:: WHAT IS REQUIRED ::
Report the number of lines in these entries that contain "éclairer". Write only the number.

:: ENTRIES ::

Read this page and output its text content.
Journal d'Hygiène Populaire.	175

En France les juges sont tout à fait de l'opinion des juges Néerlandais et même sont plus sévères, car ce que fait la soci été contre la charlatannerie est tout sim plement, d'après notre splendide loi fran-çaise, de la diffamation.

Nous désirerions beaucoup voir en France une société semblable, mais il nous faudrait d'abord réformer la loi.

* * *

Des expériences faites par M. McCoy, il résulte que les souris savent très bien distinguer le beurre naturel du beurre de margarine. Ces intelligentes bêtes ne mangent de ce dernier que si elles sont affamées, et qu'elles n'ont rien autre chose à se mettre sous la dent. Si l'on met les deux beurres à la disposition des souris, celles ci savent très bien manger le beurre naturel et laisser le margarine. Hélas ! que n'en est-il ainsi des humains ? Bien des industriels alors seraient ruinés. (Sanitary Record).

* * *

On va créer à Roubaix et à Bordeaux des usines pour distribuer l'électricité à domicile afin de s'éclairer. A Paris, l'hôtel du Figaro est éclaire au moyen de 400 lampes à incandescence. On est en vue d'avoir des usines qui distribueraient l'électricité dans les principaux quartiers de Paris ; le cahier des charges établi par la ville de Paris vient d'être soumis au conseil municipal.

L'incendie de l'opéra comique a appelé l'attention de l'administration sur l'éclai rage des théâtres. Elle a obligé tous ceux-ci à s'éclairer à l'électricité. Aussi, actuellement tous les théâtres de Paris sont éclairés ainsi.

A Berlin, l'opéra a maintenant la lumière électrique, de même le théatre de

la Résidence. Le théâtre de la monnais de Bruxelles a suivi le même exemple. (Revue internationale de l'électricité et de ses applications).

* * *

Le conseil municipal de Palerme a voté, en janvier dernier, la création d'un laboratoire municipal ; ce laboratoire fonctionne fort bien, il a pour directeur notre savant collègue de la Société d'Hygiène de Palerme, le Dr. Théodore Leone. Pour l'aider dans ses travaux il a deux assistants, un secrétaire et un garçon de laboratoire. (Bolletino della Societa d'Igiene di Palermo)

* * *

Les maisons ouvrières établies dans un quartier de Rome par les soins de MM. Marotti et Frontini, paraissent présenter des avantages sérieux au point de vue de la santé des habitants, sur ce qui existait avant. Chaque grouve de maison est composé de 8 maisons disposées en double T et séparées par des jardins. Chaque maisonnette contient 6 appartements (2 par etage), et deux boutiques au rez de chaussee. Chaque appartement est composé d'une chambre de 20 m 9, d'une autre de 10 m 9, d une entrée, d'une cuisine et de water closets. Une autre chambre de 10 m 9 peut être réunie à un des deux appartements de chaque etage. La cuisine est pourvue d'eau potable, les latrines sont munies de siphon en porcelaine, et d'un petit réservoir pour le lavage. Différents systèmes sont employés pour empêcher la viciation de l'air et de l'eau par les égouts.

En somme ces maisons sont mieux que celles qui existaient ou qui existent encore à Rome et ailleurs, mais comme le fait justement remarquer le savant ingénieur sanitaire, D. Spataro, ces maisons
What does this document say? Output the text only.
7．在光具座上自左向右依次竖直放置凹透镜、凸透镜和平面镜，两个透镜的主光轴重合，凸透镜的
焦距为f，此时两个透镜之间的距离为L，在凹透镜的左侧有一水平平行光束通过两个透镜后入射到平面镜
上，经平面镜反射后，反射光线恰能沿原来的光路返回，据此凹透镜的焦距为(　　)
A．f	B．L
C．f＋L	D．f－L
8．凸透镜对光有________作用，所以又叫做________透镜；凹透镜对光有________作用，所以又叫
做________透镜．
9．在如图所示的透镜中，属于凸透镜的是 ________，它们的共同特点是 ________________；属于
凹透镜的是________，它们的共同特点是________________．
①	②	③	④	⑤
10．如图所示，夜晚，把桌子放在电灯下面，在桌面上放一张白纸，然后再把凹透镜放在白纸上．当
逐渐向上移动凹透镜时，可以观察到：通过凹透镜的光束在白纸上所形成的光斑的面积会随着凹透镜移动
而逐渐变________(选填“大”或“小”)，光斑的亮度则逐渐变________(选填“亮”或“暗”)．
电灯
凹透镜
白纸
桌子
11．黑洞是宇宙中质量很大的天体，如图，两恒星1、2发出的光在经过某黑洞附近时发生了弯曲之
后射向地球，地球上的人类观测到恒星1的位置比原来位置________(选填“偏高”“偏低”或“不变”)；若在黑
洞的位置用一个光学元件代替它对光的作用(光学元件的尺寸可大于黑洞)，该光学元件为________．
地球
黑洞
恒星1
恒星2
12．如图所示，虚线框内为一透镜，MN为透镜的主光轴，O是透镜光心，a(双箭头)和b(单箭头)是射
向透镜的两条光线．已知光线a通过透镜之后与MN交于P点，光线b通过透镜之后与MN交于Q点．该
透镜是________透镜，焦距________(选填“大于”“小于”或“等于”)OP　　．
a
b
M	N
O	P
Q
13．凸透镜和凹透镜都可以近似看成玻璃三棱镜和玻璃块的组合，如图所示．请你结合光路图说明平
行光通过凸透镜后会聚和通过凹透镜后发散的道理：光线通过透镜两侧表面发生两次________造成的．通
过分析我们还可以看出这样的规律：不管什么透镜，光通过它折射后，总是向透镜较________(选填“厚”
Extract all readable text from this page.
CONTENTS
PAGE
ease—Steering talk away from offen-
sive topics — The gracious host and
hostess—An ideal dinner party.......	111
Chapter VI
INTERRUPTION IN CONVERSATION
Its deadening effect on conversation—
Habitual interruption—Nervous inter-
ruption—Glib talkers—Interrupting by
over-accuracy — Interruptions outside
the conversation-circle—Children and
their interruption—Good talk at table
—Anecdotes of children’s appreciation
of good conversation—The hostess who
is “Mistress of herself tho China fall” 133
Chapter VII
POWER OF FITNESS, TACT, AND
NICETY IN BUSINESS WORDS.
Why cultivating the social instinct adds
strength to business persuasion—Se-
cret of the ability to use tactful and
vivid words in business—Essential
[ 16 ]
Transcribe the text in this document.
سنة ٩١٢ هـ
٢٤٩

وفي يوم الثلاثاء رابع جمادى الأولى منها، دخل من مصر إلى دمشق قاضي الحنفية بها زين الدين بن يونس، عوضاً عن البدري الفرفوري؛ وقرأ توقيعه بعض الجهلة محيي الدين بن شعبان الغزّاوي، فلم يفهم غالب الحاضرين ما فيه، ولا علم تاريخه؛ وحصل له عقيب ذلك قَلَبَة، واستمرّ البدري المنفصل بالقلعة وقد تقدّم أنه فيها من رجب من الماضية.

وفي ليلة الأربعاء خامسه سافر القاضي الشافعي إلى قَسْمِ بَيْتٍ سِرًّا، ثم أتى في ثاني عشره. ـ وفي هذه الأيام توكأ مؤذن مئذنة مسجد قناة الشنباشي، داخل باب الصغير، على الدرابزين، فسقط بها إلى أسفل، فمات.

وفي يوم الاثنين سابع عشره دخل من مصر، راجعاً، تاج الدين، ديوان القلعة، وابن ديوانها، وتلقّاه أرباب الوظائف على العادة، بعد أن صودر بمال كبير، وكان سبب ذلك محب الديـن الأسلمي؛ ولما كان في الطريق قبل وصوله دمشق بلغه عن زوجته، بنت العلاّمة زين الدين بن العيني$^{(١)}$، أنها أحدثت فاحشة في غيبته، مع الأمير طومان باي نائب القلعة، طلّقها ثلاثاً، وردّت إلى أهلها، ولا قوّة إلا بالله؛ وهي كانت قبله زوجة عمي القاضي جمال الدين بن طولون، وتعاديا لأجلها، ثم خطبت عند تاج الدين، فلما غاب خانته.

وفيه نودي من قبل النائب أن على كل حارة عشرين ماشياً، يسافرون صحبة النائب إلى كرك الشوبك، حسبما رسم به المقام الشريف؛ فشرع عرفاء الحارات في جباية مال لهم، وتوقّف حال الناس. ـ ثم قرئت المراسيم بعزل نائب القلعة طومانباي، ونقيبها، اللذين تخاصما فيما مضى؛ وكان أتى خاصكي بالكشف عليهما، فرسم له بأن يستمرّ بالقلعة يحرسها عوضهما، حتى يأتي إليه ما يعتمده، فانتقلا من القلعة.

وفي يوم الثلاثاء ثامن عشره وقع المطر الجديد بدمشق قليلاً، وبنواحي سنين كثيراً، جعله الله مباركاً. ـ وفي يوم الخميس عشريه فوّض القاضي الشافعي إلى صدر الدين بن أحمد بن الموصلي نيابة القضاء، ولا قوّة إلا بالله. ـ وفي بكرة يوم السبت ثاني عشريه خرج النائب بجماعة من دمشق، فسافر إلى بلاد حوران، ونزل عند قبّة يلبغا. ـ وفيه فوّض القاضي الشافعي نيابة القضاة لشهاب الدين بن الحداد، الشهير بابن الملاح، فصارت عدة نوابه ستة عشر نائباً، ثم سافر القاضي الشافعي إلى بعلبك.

:: SOLUTION TO THE PROBLEM ::
2